• YOUR INSTRUCTIONS
Show every line in the records below that contains the word "창덕여자고등학교".

• DATASET EXCERPTS

^^^^^^^^^^^^^^^^

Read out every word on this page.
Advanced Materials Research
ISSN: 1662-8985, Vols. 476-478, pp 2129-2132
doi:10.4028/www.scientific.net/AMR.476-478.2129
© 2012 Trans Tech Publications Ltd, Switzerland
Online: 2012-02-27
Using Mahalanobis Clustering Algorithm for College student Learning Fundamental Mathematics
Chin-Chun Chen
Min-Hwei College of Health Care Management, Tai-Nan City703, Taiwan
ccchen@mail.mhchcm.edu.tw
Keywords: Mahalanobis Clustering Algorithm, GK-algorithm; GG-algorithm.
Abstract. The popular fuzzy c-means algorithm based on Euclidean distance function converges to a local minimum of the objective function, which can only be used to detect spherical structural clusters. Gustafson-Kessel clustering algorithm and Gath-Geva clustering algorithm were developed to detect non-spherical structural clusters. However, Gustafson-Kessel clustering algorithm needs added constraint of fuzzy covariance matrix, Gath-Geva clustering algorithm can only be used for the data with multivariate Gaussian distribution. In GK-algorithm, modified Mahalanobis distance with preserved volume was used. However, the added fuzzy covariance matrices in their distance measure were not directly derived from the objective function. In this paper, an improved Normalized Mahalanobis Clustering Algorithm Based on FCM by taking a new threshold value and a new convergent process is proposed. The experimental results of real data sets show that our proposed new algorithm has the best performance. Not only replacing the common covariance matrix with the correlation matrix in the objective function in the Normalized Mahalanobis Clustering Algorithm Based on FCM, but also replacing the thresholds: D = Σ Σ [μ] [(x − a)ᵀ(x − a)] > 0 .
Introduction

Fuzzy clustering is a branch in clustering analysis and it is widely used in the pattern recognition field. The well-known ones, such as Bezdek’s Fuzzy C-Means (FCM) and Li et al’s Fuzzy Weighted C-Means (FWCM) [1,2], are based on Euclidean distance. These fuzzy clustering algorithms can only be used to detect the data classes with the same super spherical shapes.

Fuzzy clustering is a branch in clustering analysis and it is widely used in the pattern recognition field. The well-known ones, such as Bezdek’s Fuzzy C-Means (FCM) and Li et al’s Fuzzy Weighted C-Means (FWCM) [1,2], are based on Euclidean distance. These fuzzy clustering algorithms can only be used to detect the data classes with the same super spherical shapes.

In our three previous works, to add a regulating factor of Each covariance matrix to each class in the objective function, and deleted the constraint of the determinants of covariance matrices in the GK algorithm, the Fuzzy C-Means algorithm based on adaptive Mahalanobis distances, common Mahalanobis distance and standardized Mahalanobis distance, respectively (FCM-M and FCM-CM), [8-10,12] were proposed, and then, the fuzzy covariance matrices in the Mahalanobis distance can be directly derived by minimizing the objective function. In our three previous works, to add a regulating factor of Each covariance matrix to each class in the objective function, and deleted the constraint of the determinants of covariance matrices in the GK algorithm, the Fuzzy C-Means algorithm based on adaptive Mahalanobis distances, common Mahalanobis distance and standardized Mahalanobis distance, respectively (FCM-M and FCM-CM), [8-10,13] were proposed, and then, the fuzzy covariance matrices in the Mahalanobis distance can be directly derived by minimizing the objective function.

^^^^^^^^^^^^^^^^

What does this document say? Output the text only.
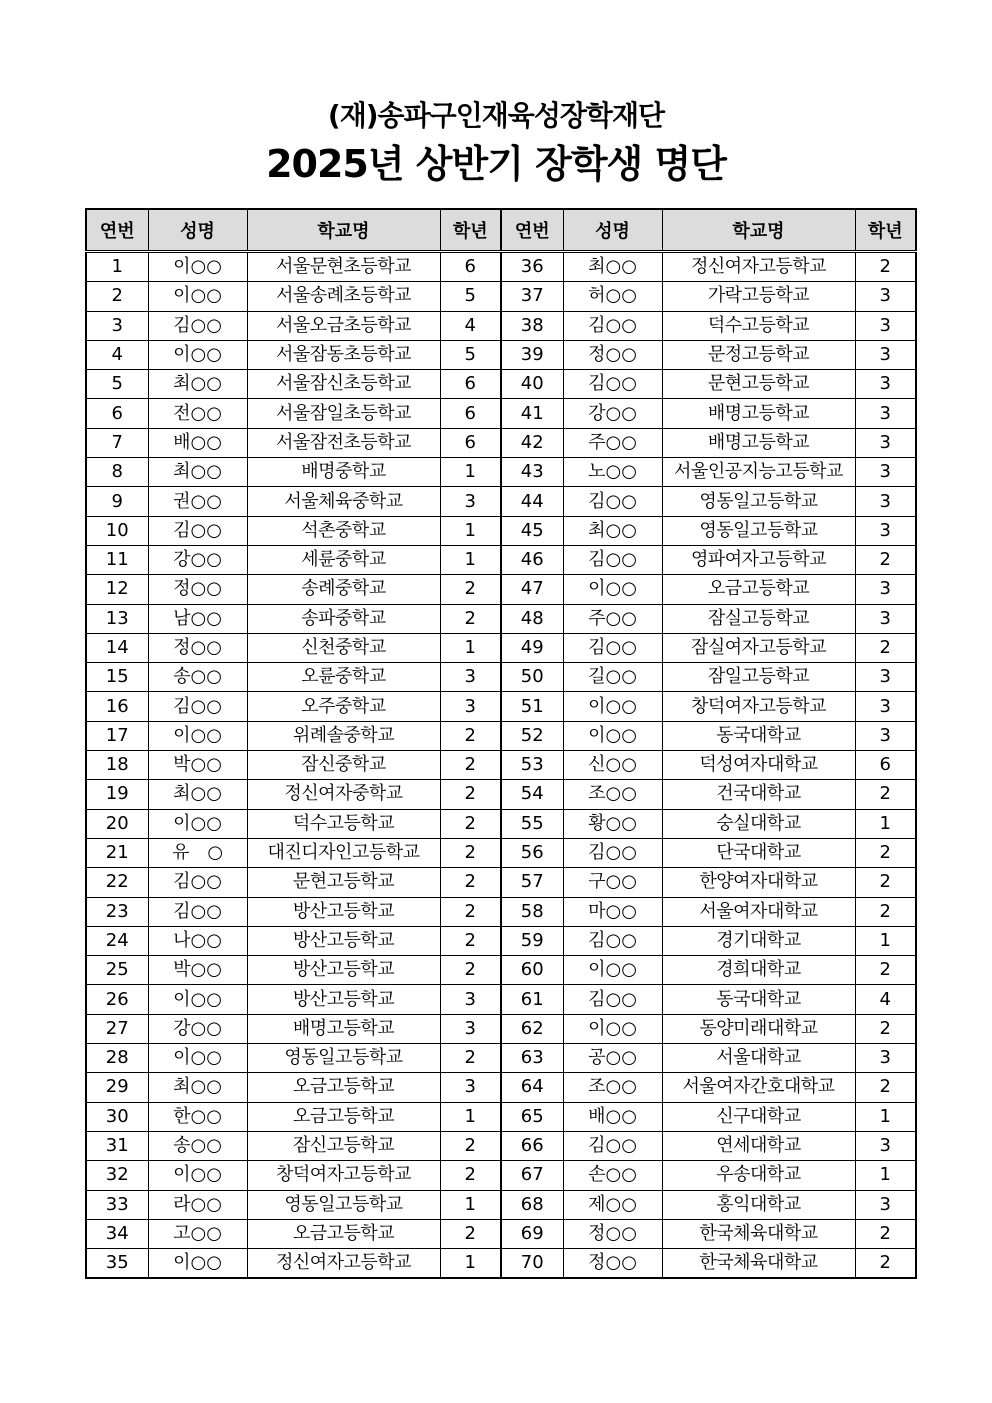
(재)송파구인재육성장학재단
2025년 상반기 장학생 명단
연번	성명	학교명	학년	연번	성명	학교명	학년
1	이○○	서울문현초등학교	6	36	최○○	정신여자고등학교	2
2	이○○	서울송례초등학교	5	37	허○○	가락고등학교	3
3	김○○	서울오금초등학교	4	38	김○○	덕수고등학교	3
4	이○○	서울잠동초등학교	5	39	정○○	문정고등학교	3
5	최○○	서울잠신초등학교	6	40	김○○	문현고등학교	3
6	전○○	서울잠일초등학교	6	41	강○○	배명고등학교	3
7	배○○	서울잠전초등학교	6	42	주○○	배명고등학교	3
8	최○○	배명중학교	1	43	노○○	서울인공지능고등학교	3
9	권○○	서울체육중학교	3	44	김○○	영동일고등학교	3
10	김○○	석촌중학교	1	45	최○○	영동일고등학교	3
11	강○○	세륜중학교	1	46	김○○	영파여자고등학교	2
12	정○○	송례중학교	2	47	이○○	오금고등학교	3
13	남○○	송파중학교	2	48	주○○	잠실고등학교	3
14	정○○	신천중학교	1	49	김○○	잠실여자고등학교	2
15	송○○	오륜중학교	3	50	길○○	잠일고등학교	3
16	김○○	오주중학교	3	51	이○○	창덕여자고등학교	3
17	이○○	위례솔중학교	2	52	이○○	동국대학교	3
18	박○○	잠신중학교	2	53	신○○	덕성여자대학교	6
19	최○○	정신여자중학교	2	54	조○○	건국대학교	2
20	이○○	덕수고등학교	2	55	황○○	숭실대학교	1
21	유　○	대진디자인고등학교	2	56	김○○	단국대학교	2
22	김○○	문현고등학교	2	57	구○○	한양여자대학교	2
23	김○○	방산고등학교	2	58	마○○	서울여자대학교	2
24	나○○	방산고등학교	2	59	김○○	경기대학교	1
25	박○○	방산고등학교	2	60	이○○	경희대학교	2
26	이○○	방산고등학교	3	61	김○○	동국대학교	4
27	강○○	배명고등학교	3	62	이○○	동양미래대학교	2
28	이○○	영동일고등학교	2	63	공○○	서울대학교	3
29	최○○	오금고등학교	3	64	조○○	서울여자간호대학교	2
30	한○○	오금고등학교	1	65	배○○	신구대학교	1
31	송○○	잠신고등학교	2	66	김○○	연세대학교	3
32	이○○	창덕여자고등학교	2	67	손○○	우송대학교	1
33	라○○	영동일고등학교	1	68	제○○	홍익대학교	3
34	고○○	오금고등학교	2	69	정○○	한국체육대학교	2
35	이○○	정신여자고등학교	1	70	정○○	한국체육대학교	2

^^^^^^^^^^^^^^^^

• THE COMPLETED TASK
16	김○○	오주중학교	3	51	이○○	창덕여자고등학교	3
32	이○○	창덕여자고등학교	2	67	손○○	우송대학교	1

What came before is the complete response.